=== Written task ===
Wherever a line in the data below holds "seatback", copy that line.

=== Input rows ===
....
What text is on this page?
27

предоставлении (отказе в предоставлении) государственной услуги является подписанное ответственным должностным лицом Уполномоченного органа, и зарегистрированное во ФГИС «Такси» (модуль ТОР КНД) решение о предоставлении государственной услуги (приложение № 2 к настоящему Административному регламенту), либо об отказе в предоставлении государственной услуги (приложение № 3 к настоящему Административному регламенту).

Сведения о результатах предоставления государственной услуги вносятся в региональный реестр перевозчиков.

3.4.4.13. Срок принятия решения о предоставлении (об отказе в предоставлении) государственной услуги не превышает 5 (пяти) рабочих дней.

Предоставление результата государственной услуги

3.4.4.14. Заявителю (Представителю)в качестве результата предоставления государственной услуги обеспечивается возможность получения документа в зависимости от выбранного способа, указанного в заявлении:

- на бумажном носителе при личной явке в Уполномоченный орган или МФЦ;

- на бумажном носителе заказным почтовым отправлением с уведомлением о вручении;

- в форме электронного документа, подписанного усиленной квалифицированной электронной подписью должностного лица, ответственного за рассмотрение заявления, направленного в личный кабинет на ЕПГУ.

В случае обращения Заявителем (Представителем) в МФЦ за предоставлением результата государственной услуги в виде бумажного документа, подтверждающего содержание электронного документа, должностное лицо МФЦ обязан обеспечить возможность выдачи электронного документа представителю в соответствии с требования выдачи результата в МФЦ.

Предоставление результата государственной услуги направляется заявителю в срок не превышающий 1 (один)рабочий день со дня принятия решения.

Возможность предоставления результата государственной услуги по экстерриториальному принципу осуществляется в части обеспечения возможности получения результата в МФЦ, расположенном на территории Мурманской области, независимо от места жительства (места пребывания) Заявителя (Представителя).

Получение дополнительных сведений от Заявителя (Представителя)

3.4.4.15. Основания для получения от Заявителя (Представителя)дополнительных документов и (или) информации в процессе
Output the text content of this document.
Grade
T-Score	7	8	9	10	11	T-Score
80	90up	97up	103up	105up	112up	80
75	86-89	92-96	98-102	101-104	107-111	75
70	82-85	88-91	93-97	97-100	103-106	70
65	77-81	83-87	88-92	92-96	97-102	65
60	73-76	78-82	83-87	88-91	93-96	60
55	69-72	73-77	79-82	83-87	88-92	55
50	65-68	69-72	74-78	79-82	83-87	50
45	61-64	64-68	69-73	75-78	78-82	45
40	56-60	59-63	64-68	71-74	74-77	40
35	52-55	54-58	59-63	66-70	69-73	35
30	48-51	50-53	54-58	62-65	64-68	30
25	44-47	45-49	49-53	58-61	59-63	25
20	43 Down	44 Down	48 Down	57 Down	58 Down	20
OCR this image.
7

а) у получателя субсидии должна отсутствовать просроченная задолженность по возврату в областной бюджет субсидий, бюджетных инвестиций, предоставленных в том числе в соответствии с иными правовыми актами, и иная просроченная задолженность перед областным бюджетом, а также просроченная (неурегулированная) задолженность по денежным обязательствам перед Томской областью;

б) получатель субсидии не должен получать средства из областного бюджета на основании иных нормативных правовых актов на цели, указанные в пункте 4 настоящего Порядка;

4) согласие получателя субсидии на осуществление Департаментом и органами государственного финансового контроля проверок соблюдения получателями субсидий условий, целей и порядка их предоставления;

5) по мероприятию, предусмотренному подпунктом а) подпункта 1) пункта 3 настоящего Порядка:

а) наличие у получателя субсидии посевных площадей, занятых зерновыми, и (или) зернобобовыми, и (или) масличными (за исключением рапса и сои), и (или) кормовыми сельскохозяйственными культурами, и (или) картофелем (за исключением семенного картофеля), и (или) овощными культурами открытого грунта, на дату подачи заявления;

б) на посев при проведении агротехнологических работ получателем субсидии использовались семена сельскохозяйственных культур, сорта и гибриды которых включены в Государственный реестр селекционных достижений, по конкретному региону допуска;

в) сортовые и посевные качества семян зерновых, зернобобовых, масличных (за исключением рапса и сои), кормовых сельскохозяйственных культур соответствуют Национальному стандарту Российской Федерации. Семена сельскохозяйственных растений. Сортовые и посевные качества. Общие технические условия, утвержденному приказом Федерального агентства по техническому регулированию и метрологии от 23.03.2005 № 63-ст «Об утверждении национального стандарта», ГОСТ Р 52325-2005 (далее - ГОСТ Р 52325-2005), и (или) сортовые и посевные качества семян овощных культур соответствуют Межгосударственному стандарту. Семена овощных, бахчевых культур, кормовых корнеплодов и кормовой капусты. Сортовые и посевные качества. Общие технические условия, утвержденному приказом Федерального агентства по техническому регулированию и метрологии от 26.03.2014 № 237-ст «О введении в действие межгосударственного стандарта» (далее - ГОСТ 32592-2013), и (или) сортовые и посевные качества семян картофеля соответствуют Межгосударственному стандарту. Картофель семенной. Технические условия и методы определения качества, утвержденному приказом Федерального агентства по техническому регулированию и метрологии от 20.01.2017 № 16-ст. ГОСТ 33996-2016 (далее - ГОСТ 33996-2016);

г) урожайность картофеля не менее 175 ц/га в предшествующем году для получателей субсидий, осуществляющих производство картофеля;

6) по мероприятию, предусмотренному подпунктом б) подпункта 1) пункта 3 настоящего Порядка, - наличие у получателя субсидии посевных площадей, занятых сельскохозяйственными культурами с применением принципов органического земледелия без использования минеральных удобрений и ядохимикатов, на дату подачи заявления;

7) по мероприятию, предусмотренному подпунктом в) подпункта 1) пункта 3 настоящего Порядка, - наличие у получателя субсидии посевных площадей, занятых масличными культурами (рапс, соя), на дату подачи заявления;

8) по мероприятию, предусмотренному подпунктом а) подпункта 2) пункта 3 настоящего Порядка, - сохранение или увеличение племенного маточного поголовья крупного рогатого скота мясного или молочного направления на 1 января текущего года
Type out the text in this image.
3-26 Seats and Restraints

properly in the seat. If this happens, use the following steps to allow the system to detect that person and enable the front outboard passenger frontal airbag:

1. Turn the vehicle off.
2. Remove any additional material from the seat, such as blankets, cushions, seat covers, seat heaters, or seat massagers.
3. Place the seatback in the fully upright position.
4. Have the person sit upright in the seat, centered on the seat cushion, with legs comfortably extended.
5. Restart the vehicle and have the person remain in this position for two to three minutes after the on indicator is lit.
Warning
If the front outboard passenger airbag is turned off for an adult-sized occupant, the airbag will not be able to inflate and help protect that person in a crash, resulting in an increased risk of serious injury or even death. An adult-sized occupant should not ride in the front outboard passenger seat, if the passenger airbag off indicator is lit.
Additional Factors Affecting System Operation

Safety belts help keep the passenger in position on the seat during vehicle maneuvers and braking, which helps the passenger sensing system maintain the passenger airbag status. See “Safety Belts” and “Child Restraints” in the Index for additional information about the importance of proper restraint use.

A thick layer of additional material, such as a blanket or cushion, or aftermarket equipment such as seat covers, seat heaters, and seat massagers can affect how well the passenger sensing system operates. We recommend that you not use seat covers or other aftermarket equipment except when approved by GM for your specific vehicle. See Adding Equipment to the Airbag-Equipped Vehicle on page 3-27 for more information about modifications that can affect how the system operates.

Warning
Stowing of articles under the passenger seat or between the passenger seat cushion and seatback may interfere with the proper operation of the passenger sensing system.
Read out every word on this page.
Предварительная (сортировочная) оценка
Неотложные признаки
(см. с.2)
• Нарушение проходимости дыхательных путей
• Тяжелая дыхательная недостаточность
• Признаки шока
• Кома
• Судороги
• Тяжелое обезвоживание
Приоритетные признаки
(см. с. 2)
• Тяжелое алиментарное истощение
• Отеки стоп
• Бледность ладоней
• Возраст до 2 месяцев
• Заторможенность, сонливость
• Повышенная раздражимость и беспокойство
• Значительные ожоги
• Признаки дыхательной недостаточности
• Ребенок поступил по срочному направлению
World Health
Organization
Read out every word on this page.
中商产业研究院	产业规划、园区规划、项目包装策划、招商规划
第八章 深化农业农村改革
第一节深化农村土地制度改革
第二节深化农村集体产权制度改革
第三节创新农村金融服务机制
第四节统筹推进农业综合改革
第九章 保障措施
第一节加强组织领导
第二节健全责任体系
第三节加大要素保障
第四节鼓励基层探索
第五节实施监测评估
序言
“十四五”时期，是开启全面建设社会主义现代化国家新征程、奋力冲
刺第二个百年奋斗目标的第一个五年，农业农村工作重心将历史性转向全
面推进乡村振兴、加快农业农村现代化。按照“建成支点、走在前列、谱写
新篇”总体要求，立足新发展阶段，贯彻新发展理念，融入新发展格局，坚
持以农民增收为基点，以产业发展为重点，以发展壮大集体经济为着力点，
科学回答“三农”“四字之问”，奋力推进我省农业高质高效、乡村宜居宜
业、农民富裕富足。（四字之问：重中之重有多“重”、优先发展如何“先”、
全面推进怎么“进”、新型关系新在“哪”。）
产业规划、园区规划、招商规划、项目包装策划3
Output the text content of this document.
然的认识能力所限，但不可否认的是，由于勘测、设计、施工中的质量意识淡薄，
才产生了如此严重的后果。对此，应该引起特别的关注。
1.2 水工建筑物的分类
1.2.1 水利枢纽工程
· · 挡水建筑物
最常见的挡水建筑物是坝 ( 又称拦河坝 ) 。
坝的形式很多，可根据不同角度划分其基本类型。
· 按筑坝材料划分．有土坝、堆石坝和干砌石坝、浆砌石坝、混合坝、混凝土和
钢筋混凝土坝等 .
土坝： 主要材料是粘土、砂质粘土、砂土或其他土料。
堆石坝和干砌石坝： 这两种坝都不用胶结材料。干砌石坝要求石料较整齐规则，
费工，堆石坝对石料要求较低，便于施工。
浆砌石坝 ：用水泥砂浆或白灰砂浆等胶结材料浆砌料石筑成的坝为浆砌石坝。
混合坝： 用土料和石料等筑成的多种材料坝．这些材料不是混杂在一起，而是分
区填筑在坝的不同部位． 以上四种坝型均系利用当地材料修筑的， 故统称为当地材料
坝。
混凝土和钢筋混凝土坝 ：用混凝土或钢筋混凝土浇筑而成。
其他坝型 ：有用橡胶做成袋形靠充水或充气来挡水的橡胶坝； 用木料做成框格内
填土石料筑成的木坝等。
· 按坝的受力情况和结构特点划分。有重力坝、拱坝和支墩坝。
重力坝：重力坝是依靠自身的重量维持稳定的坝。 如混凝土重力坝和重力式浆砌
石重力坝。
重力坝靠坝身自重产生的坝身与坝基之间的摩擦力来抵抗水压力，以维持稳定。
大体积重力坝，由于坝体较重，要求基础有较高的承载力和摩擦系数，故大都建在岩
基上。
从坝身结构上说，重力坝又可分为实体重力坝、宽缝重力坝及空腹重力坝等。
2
....
=== Finished answer ===
3. Place the seatback in the fully upright position.
Stowing of articles under the passenger seat or between the passenger seat cushion and seatback may interfere with the proper operation of the passenger sensing system.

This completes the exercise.